DATA TO USE
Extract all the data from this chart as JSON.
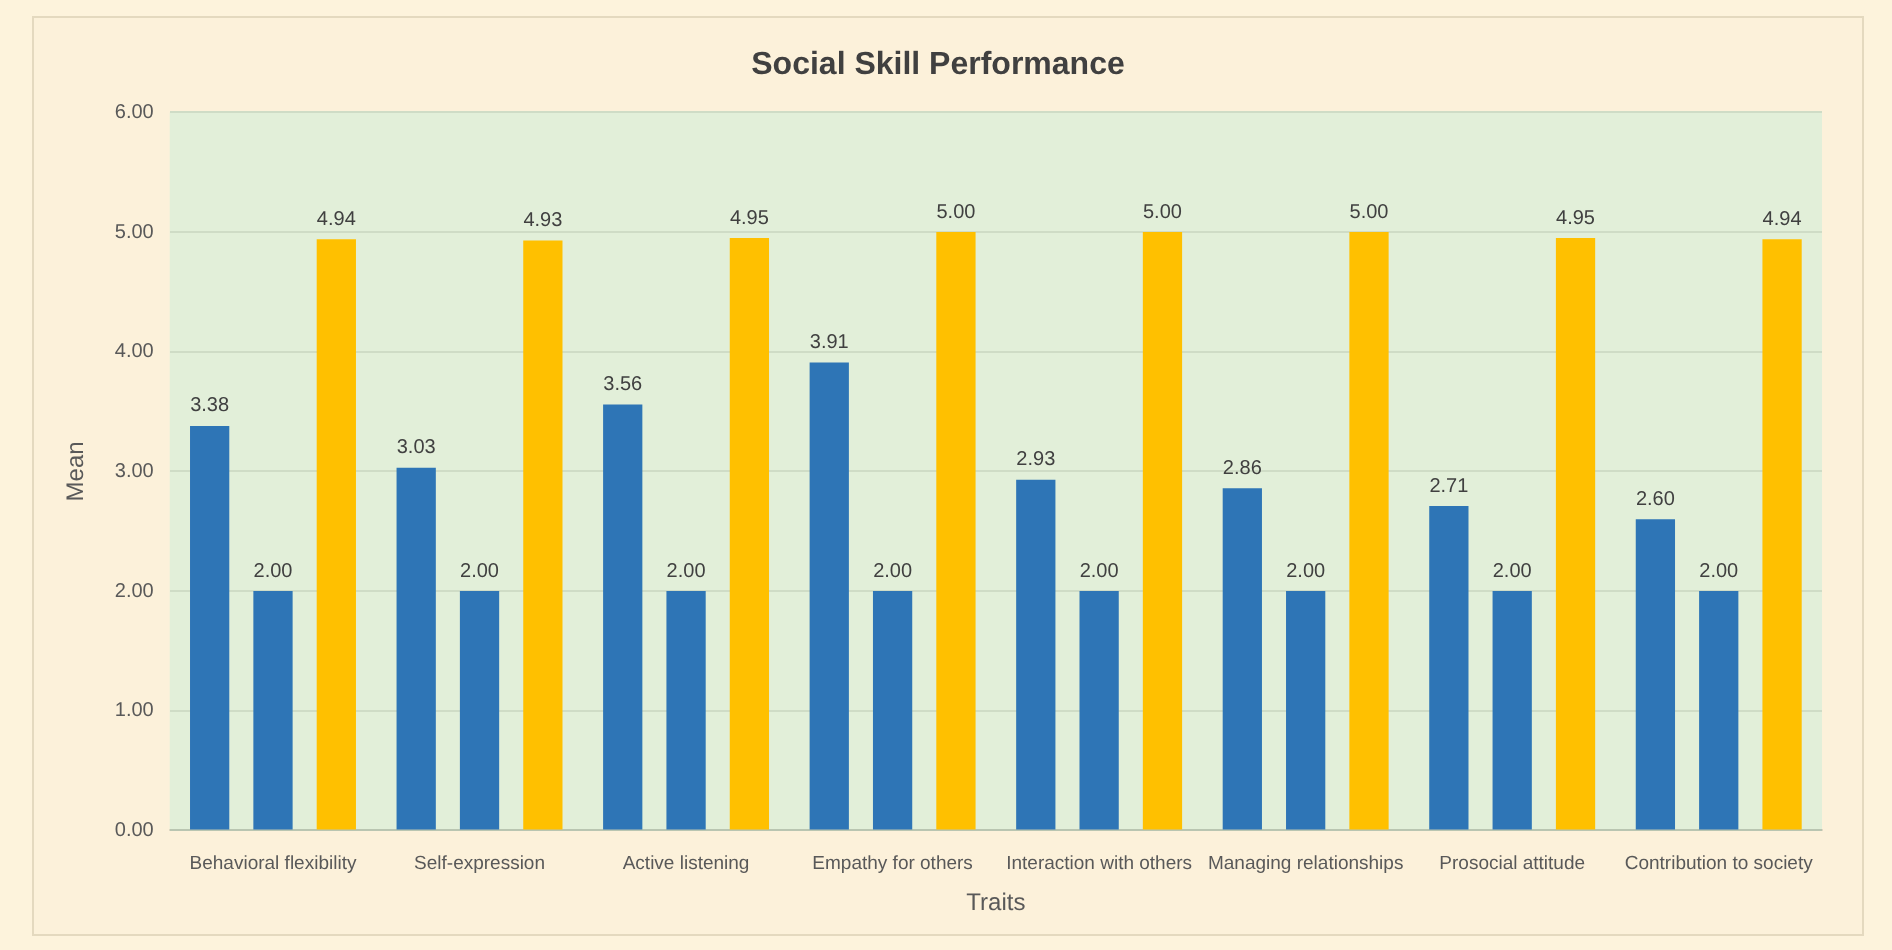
{
  "chart_data": {
    "type": "bar",
    "title": "Social Skill Performance",
    "xlabel": "Traits",
    "ylabel": "Mean",
    "categories": [
      "Behavioral flexibility",
      "Self-expression",
      "Active listening",
      "Empathy for others",
      "Interaction with others",
      "Managing relationships",
      "Prosocial attitude",
      "Contribution to society"
    ],
    "series": [
      {
        "color": "#2e75b6",
        "values": [
          3.38,
          3.03,
          3.56,
          3.91,
          2.93,
          2.86,
          2.71,
          2.6
        ],
        "value_labels": [
          "3.38",
          "3.03",
          "3.56",
          "3.91",
          "2.93",
          "2.86",
          "2.71",
          "2.60"
        ]
      },
      {
        "color": "#2e75b6",
        "values": [
          2.0,
          2.0,
          2.0,
          2.0,
          2.0,
          2.0,
          2.0,
          2.0
        ],
        "value_labels": [
          "2.00",
          "2.00",
          "2.00",
          "2.00",
          "2.00",
          "2.00",
          "2.00",
          "2.00"
        ]
      },
      {
        "color": "#ffc000",
        "values": [
          4.94,
          4.93,
          4.95,
          5.0,
          5.0,
          5.0,
          4.95,
          4.94
        ],
        "value_labels": [
          "4.94",
          "4.93",
          "4.95",
          "5.00",
          "5.00",
          "5.00",
          "4.95",
          "4.94"
        ]
      }
    ],
    "ylim": [
      0,
      6
    ],
    "yticks": [
      {
        "value": 0,
        "label": "0.00"
      },
      {
        "value": 1,
        "label": "1.00"
      },
      {
        "value": 2,
        "label": "2.00"
      },
      {
        "value": 3,
        "label": "3.00"
      },
      {
        "value": 4,
        "label": "4.00"
      },
      {
        "value": 5,
        "label": "5.00"
      },
      {
        "value": 6,
        "label": "6.00"
      }
    ],
    "grid": "y",
    "legend": false
  }
}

WRITTEN REQUEST
Quote every record above exactly, omitting any pictures they contain.

ANSWER FOR THE TASK
Extract all the data from this chart as JSON.
{
  "chart_data": {
    "type": "bar",
    "title": "Social Skill Performance",
    "xlabel": "Traits",
    "ylabel": "Mean",
    "categories": [
      "Behavioral flexibility",
      "Self-expression",
      "Active listening",
      "Empathy for others",
      "Interaction with others",
      "Managing relationships",
      "Prosocial attitude",
      "Contribution to society"
    ],
    "series": [
      {
        "color": "#2e75b6",
        "values": [
          3.38,
          3.03,
          3.56,
          3.91,
          2.93,
          2.86,
          2.71,
          2.6
        ],
        "value_labels": [
          "3.38",
          "3.03",
          "3.56",
          "3.91",
          "2.93",
          "2.86",
          "2.71",
          "2.60"
        ]
      },
      {
        "color": "#2e75b6",
        "values": [
          2.0,
          2.0,
          2.0,
          2.0,
          2.0,
          2.0,
          2.0,
          2.0
        ],
        "value_labels": [
          "2.00",
          "2.00",
          "2.00",
          "2.00",
          "2.00",
          "2.00",
          "2.00",
          "2.00"
        ]
      },
      {
        "color": "#ffc000",
        "values": [
          4.94,
          4.93,
          4.95,
          5.0,
          5.0,
          5.0,
          4.95,
          4.94
        ],
        "value_labels": [
          "4.94",
          "4.93",
          "4.95",
          "5.00",
          "5.00",
          "5.00",
          "4.95",
          "4.94"
        ]
      }
    ],
    "ylim": [
      0,
      6
    ],
    "yticks": [
      {
        "value": 0,
        "label": "0.00"
      },
      {
        "value": 1,
        "label": "1.00"
      },
      {
        "value": 2,
        "label": "2.00"
      },
      {
        "value": 3,
        "label": "3.00"
      },
      {
        "value": 4,
        "label": "4.00"
      },
      {
        "value": 5,
        "label": "5.00"
      },
      {
        "value": 6,
        "label": "6.00"
      }
    ],
    "grid": "y",
    "legend": false
  }
}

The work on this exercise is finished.